[A block of data]

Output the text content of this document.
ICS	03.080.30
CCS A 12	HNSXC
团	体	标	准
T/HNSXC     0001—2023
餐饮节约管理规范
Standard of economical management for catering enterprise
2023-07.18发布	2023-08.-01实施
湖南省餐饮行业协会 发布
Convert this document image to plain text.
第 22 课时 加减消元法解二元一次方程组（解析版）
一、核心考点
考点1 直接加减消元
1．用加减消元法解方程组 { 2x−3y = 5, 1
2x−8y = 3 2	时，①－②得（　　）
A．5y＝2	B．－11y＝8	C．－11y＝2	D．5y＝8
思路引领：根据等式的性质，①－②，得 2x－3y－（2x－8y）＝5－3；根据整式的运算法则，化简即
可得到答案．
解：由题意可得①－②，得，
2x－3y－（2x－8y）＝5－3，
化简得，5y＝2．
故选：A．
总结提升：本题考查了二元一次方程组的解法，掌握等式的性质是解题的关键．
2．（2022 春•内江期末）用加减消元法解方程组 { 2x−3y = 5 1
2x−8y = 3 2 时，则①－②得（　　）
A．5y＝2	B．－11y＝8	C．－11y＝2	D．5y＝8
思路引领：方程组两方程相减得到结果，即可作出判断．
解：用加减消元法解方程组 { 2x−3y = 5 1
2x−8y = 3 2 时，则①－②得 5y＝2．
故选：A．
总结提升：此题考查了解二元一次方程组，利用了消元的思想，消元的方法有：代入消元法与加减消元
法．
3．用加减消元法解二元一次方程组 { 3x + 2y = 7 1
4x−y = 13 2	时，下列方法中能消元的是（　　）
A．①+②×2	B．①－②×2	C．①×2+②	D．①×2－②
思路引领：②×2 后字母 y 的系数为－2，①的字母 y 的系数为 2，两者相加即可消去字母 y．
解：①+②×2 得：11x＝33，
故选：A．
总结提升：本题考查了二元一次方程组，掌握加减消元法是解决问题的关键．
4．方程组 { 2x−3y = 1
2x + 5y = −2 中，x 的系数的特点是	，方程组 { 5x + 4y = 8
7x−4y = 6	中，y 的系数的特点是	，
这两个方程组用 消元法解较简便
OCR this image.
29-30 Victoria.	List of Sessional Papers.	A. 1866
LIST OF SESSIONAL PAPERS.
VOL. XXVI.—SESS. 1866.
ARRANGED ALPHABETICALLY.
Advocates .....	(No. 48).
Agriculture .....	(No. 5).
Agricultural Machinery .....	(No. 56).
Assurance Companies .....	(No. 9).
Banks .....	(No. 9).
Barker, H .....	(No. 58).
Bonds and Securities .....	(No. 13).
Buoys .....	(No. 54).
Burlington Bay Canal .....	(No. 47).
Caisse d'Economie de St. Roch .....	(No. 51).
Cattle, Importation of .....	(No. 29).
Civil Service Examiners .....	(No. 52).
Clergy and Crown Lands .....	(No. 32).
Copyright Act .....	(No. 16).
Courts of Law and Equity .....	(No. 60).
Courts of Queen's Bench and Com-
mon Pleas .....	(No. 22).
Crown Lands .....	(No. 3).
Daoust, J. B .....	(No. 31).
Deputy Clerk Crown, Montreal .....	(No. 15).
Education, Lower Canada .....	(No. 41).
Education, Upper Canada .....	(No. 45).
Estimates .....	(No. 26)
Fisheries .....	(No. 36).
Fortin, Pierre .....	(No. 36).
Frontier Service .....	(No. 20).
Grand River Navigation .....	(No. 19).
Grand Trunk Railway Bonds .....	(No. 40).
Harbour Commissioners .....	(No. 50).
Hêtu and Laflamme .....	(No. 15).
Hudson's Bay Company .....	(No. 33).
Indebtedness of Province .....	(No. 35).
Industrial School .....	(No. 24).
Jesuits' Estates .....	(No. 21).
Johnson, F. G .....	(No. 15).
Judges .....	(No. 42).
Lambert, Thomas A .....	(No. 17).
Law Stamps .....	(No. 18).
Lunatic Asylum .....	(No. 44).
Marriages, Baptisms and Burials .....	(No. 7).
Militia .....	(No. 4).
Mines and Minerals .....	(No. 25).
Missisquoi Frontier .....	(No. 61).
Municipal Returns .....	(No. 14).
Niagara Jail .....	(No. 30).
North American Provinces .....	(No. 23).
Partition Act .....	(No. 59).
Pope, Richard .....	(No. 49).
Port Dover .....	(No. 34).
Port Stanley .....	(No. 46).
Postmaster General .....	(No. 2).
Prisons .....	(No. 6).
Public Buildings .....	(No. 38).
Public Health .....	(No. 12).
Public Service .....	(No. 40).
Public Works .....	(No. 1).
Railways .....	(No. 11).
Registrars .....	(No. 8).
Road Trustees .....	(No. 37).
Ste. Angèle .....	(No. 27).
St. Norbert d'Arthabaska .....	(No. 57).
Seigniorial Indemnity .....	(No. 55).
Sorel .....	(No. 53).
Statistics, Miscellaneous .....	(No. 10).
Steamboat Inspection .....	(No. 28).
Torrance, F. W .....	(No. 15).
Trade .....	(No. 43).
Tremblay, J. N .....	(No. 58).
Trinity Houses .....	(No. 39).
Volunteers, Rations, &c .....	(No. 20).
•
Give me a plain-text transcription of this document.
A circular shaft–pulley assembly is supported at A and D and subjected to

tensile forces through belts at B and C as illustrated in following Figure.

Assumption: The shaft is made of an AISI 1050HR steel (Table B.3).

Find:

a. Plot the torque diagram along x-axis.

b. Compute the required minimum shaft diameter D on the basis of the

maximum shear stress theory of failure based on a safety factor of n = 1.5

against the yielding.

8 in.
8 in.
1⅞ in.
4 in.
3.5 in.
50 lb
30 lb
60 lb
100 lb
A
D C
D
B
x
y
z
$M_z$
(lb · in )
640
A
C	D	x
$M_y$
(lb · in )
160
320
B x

• _TO BE DONE_
Write out every line of the entries that holds the word "思路引领".

• _ANSWER FOR THE TASK_
思路引领：根据等式的性质，①－②，得 2x－3y－（2x－8y）＝5－3；根据整式的运算法则，化简即
思路引领：方程组两方程相减得到结果，即可作出判断．
思路引领：②×2 后字母 y 的系数为－2，①的字母 y 的系数为 2，两者相加即可消去字母 y．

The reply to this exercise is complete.